-- Enunciado do exercício --
Transcreva literalmente, da notícia sobre a autobiografia de Julian Assange, tudo o que vai de "O fundador do" até "um bracelete eletrônico.".

═════ Texto ═════

Criador do WikiLeaks receberá US$ 1,5 milhão por autobiografia

Assange diz que valor equivalente a mais de R$ 2,5 milhões o ajudará a se defender das acusações de abuso sexual na Suécia

AFP |

O criador do WikiLeaks, Julian Assange, revelou em uma entrevista publicada neste domingo ter assinado acordos para publicar sua autobiografia no valor de mais de um milhão de libras (US$ 1,5 milhão ou mais de R$ 2,5 milhões).

Assange indicou ao jornal Sunday Times que o dinheiro o ajudará a defender-se das acusações de abuso sexual que correm contra ele na Justiça sueca. "Não queria escrever esse livro, mas tenho de fazê-lo", disse. "Gastei 200 mil libras em despesas legais e preciso me defender, além de manter o WikiLeaks vivo."

O australiano, cujo polêmico site publicou dezenas de milhares de documentos confidenciais da diplomacia americana, disse que receberia US$ 800 mil de Alfred A. Knopf, seu editor nos Estados Unidos, e havia chegado a um acordo com a britânica Canongate por US$ 325 mil libras.

Com os direitos de propriedade e outros lucros advindos do livro, espera-se que essa cifra chegue a 1,1 milhão de libras, disse Assange.

O fundador do WikiLeaks está em liberdade condicional no Reino Unido, onde luta contra uma ordem de extradição emitida pela Suécia por causa de um processo por abuso sexual.

Assange está vivendo na casa de campo de um amigo no leste da Inglaterra desde sua libertação, em 16 de dezembro, sob rígidas condições que incluem uma apresentação diária à polícia e o uso de um bracelete eletrônico.

Uma audiência para avaliar o pedido de extradição contra Julian Assange está marcada para 7 de fevereiro em um tribunal de Londres.

═════ Material fornecido ═════

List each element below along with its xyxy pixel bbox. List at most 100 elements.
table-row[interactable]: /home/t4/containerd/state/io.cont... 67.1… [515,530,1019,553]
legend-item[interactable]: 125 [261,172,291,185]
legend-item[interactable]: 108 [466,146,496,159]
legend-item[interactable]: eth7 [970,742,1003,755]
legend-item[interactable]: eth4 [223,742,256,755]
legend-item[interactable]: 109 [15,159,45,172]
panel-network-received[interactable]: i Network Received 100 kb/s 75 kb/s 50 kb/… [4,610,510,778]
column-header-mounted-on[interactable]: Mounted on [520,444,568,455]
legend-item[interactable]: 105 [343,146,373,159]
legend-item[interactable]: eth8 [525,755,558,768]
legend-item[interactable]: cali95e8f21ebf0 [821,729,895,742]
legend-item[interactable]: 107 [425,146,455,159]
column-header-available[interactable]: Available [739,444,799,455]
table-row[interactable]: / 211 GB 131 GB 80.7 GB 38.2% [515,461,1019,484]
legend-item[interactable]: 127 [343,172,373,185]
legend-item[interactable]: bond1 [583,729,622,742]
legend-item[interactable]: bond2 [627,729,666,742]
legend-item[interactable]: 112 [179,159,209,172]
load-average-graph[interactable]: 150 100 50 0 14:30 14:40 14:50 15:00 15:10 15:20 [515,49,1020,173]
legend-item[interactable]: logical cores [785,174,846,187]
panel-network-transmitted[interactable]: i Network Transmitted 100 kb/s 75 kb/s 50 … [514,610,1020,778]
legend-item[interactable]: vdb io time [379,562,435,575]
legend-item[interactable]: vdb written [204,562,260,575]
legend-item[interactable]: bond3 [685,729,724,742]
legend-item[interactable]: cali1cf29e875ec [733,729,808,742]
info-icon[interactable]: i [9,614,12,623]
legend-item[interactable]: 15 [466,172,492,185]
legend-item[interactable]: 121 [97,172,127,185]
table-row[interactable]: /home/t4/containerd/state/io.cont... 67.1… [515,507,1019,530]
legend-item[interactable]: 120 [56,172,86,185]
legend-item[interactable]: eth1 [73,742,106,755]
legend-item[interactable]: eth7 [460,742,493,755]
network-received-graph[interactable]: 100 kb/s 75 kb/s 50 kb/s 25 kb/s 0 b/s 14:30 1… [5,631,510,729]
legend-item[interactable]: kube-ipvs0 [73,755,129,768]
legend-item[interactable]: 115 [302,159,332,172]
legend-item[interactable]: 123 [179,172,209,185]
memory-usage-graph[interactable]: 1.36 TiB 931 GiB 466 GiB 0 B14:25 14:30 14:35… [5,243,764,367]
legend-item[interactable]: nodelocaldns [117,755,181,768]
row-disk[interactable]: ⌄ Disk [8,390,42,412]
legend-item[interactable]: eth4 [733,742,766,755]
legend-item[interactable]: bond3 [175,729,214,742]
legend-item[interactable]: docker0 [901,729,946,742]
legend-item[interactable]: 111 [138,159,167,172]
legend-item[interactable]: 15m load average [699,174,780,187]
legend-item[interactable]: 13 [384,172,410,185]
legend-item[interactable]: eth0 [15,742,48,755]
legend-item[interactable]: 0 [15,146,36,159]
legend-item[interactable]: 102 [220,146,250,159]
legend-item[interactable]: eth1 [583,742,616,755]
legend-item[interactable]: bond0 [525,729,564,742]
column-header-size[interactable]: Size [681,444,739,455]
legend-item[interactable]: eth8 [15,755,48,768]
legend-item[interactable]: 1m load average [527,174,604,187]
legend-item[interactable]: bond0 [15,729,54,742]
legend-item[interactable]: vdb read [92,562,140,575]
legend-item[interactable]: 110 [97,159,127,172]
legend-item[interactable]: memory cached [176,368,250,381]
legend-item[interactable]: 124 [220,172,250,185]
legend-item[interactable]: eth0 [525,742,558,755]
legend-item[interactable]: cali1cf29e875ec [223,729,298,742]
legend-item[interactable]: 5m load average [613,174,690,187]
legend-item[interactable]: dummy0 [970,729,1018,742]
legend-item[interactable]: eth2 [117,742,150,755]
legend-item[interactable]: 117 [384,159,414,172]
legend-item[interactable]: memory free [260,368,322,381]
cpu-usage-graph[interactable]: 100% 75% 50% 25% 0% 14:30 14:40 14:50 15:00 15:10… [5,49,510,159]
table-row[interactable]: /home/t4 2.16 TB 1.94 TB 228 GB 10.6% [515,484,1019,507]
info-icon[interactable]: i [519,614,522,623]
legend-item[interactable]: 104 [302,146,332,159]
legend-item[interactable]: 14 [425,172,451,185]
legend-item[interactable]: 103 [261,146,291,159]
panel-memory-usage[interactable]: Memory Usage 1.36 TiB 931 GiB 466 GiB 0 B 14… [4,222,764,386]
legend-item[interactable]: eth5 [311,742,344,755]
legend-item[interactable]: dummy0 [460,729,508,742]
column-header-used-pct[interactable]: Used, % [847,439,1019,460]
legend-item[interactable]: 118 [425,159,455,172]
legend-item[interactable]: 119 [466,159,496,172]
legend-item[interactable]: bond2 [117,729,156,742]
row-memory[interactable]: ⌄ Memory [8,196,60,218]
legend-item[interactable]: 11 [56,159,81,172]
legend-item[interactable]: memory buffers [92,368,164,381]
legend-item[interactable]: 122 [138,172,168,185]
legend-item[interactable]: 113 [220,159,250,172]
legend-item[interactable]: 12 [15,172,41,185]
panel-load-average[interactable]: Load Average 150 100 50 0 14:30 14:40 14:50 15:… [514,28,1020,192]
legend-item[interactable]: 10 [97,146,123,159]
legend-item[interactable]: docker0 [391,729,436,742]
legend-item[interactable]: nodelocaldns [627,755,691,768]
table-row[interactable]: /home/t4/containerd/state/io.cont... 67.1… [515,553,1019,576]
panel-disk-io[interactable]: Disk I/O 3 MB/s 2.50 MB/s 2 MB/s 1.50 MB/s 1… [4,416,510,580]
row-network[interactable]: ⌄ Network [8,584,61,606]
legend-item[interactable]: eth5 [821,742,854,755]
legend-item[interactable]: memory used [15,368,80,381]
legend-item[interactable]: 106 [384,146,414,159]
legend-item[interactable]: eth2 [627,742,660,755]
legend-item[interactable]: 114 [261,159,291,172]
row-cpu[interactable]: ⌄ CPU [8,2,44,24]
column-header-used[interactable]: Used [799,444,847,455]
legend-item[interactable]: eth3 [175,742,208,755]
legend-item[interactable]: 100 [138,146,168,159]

═════

-- Resultado do exercício --
O fundador do WikiLeaks está em liberdade condicional no Reino Unido, onde luta contra uma ordem de extradição emitida pela Suécia por causa de um processo por abuso sexual.

Assange está vivendo na casa de campo de um amigo no leste da Inglaterra desde sua libertação, em 16 de dezembro, sob rígidas condições que incluem uma apresentação diária à polícia e o uso de um bracelete eletrônico.